Below are some entries; can you quote all of them exactly?

■ **Dataset content**:

※ ※ ※

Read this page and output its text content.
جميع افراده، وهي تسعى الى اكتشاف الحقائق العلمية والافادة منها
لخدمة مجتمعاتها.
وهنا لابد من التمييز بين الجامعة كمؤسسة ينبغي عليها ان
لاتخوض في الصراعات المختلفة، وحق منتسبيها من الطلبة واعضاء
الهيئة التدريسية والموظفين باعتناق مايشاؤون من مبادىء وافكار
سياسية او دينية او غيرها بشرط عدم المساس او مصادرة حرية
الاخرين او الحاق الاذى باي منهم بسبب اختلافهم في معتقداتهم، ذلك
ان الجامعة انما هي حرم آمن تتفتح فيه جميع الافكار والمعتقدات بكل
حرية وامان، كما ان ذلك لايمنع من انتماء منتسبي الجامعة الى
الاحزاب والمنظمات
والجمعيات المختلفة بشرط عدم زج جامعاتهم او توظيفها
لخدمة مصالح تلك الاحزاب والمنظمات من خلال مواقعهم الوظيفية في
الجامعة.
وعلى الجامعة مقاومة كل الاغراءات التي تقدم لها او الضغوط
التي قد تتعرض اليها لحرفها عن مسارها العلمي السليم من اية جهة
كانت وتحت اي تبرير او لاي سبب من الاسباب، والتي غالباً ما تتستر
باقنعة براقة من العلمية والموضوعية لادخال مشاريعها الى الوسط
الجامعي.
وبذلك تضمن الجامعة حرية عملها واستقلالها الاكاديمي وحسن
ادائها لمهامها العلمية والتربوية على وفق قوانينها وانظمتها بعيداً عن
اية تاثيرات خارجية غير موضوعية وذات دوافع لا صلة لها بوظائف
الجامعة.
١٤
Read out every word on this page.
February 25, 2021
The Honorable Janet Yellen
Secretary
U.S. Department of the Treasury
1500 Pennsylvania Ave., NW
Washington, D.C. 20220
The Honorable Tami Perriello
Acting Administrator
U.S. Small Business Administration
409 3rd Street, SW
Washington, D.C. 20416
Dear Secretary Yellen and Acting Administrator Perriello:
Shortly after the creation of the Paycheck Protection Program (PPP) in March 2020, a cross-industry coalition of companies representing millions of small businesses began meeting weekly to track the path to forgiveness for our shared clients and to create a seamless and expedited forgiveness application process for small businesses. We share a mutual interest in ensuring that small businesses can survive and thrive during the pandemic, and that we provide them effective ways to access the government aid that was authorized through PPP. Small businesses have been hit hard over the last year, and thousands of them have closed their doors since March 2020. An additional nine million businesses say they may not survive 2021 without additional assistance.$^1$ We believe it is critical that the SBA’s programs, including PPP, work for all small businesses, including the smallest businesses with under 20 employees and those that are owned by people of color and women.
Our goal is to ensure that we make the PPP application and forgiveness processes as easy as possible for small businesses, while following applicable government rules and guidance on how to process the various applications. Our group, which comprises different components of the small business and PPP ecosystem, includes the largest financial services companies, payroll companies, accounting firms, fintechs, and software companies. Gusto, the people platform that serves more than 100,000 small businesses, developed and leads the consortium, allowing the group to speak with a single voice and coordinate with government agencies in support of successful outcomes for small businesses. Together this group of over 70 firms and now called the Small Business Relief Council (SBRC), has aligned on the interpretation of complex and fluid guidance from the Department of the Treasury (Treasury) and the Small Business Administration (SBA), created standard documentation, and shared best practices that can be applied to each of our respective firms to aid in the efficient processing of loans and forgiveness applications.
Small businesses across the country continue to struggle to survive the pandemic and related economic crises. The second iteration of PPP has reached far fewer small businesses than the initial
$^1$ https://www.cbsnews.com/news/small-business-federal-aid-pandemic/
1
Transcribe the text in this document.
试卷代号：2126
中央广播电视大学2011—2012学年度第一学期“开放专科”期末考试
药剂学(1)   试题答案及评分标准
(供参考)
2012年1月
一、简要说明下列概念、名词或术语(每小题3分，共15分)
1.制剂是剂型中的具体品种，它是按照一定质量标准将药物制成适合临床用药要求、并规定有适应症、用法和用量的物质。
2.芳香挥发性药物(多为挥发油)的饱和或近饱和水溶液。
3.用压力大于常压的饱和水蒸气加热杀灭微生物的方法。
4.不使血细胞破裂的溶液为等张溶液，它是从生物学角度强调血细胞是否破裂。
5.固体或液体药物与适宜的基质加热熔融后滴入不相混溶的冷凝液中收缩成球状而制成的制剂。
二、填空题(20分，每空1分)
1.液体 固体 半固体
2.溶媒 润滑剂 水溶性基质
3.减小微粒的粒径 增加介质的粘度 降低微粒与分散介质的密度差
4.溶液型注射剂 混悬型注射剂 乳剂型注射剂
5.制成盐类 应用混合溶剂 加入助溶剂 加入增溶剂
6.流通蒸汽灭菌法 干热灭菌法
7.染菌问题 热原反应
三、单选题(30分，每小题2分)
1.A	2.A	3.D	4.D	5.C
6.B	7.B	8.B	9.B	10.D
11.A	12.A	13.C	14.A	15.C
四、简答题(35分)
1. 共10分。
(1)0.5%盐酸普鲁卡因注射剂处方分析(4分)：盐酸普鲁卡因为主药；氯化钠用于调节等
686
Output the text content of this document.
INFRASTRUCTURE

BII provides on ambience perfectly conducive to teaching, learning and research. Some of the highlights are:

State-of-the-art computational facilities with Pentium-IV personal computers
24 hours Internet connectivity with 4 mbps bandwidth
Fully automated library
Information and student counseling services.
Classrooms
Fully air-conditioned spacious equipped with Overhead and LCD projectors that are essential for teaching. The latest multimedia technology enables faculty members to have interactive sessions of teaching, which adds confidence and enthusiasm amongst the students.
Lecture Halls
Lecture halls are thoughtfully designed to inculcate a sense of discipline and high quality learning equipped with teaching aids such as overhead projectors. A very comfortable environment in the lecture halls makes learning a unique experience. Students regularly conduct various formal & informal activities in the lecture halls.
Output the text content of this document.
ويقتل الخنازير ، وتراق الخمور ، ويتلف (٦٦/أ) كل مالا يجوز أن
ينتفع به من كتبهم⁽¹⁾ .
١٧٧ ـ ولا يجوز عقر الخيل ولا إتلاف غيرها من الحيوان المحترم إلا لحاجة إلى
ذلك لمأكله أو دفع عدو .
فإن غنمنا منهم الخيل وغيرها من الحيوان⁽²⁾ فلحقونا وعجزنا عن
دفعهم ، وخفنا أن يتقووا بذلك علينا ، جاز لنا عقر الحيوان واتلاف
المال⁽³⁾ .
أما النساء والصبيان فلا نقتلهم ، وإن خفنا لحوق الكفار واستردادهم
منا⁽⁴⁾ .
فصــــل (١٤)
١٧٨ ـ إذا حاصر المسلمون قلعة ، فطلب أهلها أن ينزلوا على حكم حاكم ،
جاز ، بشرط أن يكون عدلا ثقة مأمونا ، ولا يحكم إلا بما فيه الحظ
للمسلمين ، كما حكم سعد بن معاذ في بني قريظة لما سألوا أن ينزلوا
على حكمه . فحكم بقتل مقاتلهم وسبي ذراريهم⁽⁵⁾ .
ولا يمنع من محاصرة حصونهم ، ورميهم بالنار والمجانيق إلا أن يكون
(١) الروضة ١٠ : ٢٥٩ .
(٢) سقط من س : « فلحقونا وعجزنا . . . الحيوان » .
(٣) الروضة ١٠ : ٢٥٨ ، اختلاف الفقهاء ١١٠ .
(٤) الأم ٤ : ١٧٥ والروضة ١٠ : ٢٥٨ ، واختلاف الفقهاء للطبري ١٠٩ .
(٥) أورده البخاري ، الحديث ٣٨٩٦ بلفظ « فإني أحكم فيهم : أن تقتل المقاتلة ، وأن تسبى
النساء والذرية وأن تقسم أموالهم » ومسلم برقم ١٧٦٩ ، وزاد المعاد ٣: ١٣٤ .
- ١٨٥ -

※ ※ ※

■ **Answer to this task**:
Read this page and output its text content.
جميع افراده، وهي تسعى الى اكتشاف الحقائق العلمية والافادة منها
لخدمة مجتمعاتها.
وهنا لابد من التمييز بين الجامعة كمؤسسة ينبغي عليها ان
لاتخوض في الصراعات المختلفة، وحق منتسبيها من الطلبة واعضاء
الهيئة التدريسية والموظفين باعتناق مايشاؤون من مبادىء وافكار
سياسية او دينية او غيرها بشرط عدم المساس او مصادرة حرية
الاخرين او الحاق الاذى باي منهم بسبب اختلافهم في معتقداتهم، ذلك
ان الجامعة انما هي حرم آمن تتفتح فيه جميع الافكار والمعتقدات بكل
حرية وامان، كما ان ذلك لايمنع من انتماء منتسبي الجامعة الى
الاحزاب والمنظمات
والجمعيات المختلفة بشرط عدم زج جامعاتهم او توظيفها
لخدمة مصالح تلك الاحزاب والمنظمات من خلال مواقعهم الوظيفية في
الجامعة.
وعلى الجامعة مقاومة كل الاغراءات التي تقدم لها او الضغوط
التي قد تتعرض اليها لحرفها عن مسارها العلمي السليم من اية جهة
كانت وتحت اي تبرير او لاي سبب من الاسباب، والتي غالباً ما تتستر
باقنعة براقة من العلمية والموضوعية لادخال مشاريعها الى الوسط
الجامعي.
وبذلك تضمن الجامعة حرية عملها واستقلالها الاكاديمي وحسن
ادائها لمهامها العلمية والتربوية على وفق قوانينها وانظمتها بعيداً عن
اية تاثيرات خارجية غير موضوعية وذات دوافع لا صلة لها بوظائف
الجامعة.
١٤
Read out every word on this page.
February 25, 2021
The Honorable Janet Yellen
Secretary
U.S. Department of the Treasury
1500 Pennsylvania Ave., NW
Washington, D.C. 20220
The Honorable Tami Perriello
Acting Administrator
U.S. Small Business Administration
409 3rd Street, SW
Washington, D.C. 20416
Dear Secretary Yellen and Acting Administrator Perriello:
Shortly after the creation of the Paycheck Protection Program (PPP) in March 2020, a cross-industry coalition of companies representing millions of small businesses began meeting weekly to track the path to forgiveness for our shared clients and to create a seamless and expedited forgiveness application process for small businesses. We share a mutual interest in ensuring that small businesses can survive and thrive during the pandemic, and that we provide them effective ways to access the government aid that was authorized through PPP. Small businesses have been hit hard over the last year, and thousands of them have closed their doors since March 2020. An additional nine million businesses say they may not survive 2021 without additional assistance.$^1$ We believe it is critical that the SBA’s programs, including PPP, work for all small businesses, including the smallest businesses with under 20 employees and those that are owned by people of color and women.
Our goal is to ensure that we make the PPP application and forgiveness processes as easy as possible for small businesses, while following applicable government rules and guidance on how to process the various applications. Our group, which comprises different components of the small business and PPP ecosystem, includes the largest financial services companies, payroll companies, accounting firms, fintechs, and software companies. Gusto, the people platform that serves more than 100,000 small businesses, developed and leads the consortium, allowing the group to speak with a single voice and coordinate with government agencies in support of successful outcomes for small businesses. Together this group of over 70 firms and now called the Small Business Relief Council (SBRC), has aligned on the interpretation of complex and fluid guidance from the Department of the Treasury (Treasury) and the Small Business Administration (SBA), created standard documentation, and shared best practices that can be applied to each of our respective firms to aid in the efficient processing of loans and forgiveness applications.
Small businesses across the country continue to struggle to survive the pandemic and related economic crises. The second iteration of PPP has reached far fewer small businesses than the initial
$^1$ https://www.cbsnews.com/news/small-business-federal-aid-pandemic/
1
Transcribe the text in this document.
试卷代号：2126
中央广播电视大学2011—2012学年度第一学期“开放专科”期末考试
药剂学(1)   试题答案及评分标准
(供参考)
2012年1月
一、简要说明下列概念、名词或术语(每小题3分，共15分)
1.制剂是剂型中的具体品种，它是按照一定质量标准将药物制成适合临床用药要求、并规定有适应症、用法和用量的物质。
2.芳香挥发性药物(多为挥发油)的饱和或近饱和水溶液。
3.用压力大于常压的饱和水蒸气加热杀灭微生物的方法。
4.不使血细胞破裂的溶液为等张溶液，它是从生物学角度强调血细胞是否破裂。
5.固体或液体药物与适宜的基质加热熔融后滴入不相混溶的冷凝液中收缩成球状而制成的制剂。
二、填空题(20分，每空1分)
1.液体 固体 半固体
2.溶媒 润滑剂 水溶性基质
3.减小微粒的粒径 增加介质的粘度 降低微粒与分散介质的密度差
4.溶液型注射剂 混悬型注射剂 乳剂型注射剂
5.制成盐类 应用混合溶剂 加入助溶剂 加入增溶剂
6.流通蒸汽灭菌法 干热灭菌法
7.染菌问题 热原反应
三、单选题(30分，每小题2分)
1.A	2.A	3.D	4.D	5.C
6.B	7.B	8.B	9.B	10.D
11.A	12.A	13.C	14.A	15.C
四、简答题(35分)
1. 共10分。
(1)0.5%盐酸普鲁卡因注射剂处方分析(4分)：盐酸普鲁卡因为主药；氯化钠用于调节等
686
Output the text content of this document.
INFRASTRUCTURE

BII provides on ambience perfectly conducive to teaching, learning and research. Some of the highlights are:

State-of-the-art computational facilities with Pentium-IV personal computers
24 hours Internet connectivity with 4 mbps bandwidth
Fully automated library
Information and student counseling services.
Classrooms
Fully air-conditioned spacious equipped with Overhead and LCD projectors that are essential for teaching. The latest multimedia technology enables faculty members to have interactive sessions of teaching, which adds confidence and enthusiasm amongst the students.
Lecture Halls
Lecture halls are thoughtfully designed to inculcate a sense of discipline and high quality learning equipped with teaching aids such as overhead projectors. A very comfortable environment in the lecture halls makes learning a unique experience. Students regularly conduct various formal & informal activities in the lecture halls.
Output the text content of this document.
ويقتل الخنازير ، وتراق الخمور ، ويتلف (٦٦/أ) كل مالا يجوز أن
ينتفع به من كتبهم⁽¹⁾ .
١٧٧ ـ ولا يجوز عقر الخيل ولا إتلاف غيرها من الحيوان المحترم إلا لحاجة إلى
ذلك لمأكله أو دفع عدو .
فإن غنمنا منهم الخيل وغيرها من الحيوان⁽²⁾ فلحقونا وعجزنا عن
دفعهم ، وخفنا أن يتقووا بذلك علينا ، جاز لنا عقر الحيوان واتلاف
المال⁽³⁾ .
أما النساء والصبيان فلا نقتلهم ، وإن خفنا لحوق الكفار واستردادهم
منا⁽⁴⁾ .
فصــــل (١٤)
١٧٨ ـ إذا حاصر المسلمون قلعة ، فطلب أهلها أن ينزلوا على حكم حاكم ،
جاز ، بشرط أن يكون عدلا ثقة مأمونا ، ولا يحكم إلا بما فيه الحظ
للمسلمين ، كما حكم سعد بن معاذ في بني قريظة لما سألوا أن ينزلوا
على حكمه . فحكم بقتل مقاتلهم وسبي ذراريهم⁽⁵⁾ .
ولا يمنع من محاصرة حصونهم ، ورميهم بالنار والمجانيق إلا أن يكون
(١) الروضة ١٠ : ٢٥٩ .
(٢) سقط من س : « فلحقونا وعجزنا . . . الحيوان » .
(٣) الروضة ١٠ : ٢٥٨ ، اختلاف الفقهاء ١١٠ .
(٤) الأم ٤ : ١٧٥ والروضة ١٠ : ٢٥٨ ، واختلاف الفقهاء للطبري ١٠٩ .
(٥) أورده البخاري ، الحديث ٣٨٩٦ بلفظ « فإني أحكم فيهم : أن تقتل المقاتلة ، وأن تسبى
النساء والذرية وأن تقسم أموالهم » ومسلم برقم ١٧٦٩ ، وزاد المعاد ٣: ١٣٤ .
- ١٨٥ -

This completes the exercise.